REQUIREMENT:
Output the records exactly as they appear, from the start of the records through the line that contains "610, 486, 617]", including that line.

RAW DATA:

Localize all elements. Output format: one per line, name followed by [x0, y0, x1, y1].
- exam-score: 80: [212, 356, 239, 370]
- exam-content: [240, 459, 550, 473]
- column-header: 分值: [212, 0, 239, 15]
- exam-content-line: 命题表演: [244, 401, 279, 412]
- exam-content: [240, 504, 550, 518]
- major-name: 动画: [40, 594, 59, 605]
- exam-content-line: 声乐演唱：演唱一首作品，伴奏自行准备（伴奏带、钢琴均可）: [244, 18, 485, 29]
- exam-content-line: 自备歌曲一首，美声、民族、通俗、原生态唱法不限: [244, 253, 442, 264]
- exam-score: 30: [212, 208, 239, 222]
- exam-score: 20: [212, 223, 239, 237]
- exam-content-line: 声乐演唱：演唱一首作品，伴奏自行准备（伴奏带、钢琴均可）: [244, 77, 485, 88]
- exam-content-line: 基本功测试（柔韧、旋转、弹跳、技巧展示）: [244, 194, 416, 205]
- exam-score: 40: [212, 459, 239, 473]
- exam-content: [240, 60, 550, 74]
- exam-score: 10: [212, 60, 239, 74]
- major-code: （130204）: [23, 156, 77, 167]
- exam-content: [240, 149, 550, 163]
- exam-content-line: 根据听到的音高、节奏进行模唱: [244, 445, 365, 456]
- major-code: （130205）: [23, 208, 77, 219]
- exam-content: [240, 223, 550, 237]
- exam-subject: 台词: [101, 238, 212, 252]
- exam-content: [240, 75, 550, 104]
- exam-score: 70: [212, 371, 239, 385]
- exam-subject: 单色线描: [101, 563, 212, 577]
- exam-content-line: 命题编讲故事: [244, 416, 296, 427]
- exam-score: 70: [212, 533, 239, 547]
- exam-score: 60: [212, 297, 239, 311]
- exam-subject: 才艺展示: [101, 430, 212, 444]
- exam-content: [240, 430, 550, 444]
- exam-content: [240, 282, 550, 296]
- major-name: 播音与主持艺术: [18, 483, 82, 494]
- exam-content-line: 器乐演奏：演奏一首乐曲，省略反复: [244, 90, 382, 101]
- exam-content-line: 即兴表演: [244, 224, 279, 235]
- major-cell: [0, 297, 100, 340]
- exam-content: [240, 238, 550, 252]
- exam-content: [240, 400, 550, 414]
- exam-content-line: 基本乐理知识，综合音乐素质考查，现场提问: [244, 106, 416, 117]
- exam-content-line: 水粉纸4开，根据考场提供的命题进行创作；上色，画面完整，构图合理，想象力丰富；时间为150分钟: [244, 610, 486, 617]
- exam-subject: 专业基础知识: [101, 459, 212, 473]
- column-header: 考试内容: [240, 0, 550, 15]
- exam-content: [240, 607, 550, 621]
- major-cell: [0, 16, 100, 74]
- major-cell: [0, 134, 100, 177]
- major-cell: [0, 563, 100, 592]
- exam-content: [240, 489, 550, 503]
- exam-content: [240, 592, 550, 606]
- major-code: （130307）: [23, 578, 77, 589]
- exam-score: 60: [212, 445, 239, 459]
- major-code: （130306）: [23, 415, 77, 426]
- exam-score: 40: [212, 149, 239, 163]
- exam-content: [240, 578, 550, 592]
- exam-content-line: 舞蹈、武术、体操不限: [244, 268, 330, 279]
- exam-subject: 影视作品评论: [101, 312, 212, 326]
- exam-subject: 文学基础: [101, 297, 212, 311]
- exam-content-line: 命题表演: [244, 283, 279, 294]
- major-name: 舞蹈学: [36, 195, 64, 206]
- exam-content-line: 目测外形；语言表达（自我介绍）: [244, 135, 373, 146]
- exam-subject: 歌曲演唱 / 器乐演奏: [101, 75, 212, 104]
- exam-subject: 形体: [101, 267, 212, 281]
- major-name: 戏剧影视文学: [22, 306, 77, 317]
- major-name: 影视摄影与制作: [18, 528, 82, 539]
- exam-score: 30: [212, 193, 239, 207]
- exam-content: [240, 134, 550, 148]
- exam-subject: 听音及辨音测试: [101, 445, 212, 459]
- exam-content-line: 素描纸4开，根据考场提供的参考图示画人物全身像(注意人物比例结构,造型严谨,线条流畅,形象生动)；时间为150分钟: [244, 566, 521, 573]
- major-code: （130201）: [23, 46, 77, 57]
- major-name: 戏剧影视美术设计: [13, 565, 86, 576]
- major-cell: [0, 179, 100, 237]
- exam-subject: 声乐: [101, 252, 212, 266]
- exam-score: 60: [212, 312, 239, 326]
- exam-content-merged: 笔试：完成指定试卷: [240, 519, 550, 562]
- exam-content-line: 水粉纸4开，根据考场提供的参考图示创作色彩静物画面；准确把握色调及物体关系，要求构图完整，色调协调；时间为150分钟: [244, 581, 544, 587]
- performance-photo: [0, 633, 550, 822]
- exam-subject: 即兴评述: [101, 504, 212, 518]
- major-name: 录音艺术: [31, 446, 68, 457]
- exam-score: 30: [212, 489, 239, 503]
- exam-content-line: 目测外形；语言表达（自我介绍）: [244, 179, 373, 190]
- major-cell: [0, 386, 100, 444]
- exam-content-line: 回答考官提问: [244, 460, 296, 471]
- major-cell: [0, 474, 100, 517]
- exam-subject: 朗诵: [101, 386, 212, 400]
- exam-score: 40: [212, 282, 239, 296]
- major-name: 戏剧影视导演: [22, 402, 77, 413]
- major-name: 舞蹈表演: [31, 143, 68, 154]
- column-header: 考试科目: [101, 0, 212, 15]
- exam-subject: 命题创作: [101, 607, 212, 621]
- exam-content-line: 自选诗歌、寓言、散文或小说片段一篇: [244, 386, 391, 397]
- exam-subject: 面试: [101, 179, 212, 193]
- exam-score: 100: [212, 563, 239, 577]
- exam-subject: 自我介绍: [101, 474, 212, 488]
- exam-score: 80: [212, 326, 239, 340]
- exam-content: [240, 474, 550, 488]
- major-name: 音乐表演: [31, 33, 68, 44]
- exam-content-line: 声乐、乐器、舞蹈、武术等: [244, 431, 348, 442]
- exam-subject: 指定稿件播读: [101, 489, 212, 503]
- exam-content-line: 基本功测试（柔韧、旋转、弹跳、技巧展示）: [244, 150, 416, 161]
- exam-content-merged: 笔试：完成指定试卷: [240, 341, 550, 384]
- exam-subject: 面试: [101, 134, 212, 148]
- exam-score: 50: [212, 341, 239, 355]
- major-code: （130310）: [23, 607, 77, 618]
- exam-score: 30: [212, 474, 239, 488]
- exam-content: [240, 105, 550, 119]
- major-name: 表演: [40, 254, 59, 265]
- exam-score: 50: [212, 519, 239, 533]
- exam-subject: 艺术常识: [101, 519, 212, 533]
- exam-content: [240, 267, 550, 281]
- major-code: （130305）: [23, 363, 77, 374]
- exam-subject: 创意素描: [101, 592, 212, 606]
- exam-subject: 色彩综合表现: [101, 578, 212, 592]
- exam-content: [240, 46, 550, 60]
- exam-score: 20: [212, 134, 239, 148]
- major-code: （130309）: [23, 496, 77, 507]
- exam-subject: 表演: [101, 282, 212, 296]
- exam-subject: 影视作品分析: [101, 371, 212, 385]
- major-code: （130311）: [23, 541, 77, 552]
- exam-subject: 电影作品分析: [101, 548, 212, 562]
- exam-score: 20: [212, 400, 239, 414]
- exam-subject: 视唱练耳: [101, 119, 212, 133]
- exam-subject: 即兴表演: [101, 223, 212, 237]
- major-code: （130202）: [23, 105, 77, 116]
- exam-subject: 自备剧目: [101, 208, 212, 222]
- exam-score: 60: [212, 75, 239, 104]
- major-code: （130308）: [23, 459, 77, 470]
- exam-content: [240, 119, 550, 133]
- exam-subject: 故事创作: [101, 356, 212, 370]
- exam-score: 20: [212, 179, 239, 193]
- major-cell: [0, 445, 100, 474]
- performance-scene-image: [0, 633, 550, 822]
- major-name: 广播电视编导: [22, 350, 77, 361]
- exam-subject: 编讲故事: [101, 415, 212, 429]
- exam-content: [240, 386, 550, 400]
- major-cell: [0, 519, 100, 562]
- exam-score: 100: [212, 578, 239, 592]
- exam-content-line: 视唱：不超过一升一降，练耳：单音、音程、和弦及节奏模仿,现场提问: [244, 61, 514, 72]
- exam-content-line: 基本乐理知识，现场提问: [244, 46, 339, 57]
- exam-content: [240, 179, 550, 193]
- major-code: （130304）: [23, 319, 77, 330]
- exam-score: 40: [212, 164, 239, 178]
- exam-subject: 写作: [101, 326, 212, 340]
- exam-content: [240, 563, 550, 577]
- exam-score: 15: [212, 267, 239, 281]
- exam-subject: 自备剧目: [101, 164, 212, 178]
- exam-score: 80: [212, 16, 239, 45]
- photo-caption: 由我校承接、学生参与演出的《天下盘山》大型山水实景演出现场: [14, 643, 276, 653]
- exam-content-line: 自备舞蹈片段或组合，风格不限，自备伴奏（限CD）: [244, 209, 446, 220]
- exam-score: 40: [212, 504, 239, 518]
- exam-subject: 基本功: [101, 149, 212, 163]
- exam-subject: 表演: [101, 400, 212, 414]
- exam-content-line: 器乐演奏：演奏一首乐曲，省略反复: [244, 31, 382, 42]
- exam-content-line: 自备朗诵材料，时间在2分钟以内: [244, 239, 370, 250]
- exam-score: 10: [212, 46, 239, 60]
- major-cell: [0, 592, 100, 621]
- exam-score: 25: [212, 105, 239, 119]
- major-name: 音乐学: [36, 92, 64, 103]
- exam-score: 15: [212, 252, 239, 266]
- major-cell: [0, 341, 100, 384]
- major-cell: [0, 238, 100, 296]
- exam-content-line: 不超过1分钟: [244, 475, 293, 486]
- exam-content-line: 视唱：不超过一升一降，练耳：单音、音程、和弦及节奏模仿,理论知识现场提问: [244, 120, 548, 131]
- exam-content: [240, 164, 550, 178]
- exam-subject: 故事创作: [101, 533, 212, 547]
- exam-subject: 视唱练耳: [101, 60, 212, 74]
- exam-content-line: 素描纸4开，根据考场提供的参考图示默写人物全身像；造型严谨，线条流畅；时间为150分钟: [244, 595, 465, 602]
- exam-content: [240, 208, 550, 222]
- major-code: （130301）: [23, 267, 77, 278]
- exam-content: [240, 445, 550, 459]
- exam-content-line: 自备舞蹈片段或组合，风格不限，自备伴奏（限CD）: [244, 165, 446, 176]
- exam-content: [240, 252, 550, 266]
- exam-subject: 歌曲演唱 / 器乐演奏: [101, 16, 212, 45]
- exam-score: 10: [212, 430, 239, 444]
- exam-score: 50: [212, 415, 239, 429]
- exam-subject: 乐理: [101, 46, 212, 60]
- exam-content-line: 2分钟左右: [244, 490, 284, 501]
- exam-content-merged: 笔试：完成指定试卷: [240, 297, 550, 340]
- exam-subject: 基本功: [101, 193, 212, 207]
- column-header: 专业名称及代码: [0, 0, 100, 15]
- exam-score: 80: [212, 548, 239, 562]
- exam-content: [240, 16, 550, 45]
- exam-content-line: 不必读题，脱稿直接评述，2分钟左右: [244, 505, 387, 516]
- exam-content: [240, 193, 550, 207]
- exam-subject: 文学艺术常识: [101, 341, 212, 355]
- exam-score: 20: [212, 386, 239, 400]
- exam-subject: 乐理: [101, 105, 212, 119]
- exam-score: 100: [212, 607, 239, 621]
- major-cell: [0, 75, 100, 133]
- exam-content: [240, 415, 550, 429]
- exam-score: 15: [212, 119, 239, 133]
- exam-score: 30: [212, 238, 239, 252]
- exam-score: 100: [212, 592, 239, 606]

TASK RESULT:
Localize all elements. Output format: one per line, name followed by [x0, y0, x1, y1].
- exam-score: 80: [212, 356, 239, 370]
- exam-content: [240, 459, 550, 473]
- column-header: 分值: [212, 0, 239, 15]
- exam-content-line: 命题表演: [244, 401, 279, 412]
- exam-content: [240, 504, 550, 518]
- major-name: 动画: [40, 594, 59, 605]
- exam-content-line: 声乐演唱：演唱一首作品，伴奏自行准备（伴奏带、钢琴均可）: [244, 18, 485, 29]
- exam-content-line: 自备歌曲一首，美声、民族、通俗、原生态唱法不限: [244, 253, 442, 264]
- exam-score: 30: [212, 208, 239, 222]
- exam-score: 20: [212, 223, 239, 237]
- exam-content-line: 声乐演唱：演唱一首作品，伴奏自行准备（伴奏带、钢琴均可）: [244, 77, 485, 88]
- exam-content-line: 基本功测试（柔韧、旋转、弹跳、技巧展示）: [244, 194, 416, 205]
- exam-score: 40: [212, 459, 239, 473]
- exam-content: [240, 60, 550, 74]
- exam-score: 10: [212, 60, 239, 74]
- major-code: （130204）: [23, 156, 77, 167]
- exam-content: [240, 149, 550, 163]
- exam-content-line: 根据听到的音高、节奏进行模唱: [244, 445, 365, 456]
- major-code: （130205）: [23, 208, 77, 219]
- exam-content: [240, 223, 550, 237]
- exam-subject: 台词: [101, 238, 212, 252]
- exam-content: [240, 75, 550, 104]
- exam-score: 70: [212, 371, 239, 385]
- exam-subject: 单色线描: [101, 563, 212, 577]
- exam-content-line: 命题编讲故事: [244, 416, 296, 427]
- exam-score: 70: [212, 533, 239, 547]
- exam-score: 60: [212, 297, 239, 311]
- exam-subject: 才艺展示: [101, 430, 212, 444]
- exam-content: [240, 430, 550, 444]
- exam-content: [240, 282, 550, 296]
- major-name: 播音与主持艺术: [18, 483, 82, 494]
- exam-content-line: 器乐演奏：演奏一首乐曲，省略反复: [244, 90, 382, 101]
- exam-content-line: 即兴表演: [244, 224, 279, 235]
- major-cell: [0, 297, 100, 340]
- exam-content: [240, 238, 550, 252]
- exam-content: [240, 400, 550, 414]
- exam-content-line: 基本乐理知识，综合音乐素质考查，现场提问: [244, 106, 416, 117]
- exam-content-line: 水粉纸4开，根据考场提供的命题进行创作；上色，画面完整，构图合理，想象力丰富；时间为150分钟: [244, 610, 486, 617]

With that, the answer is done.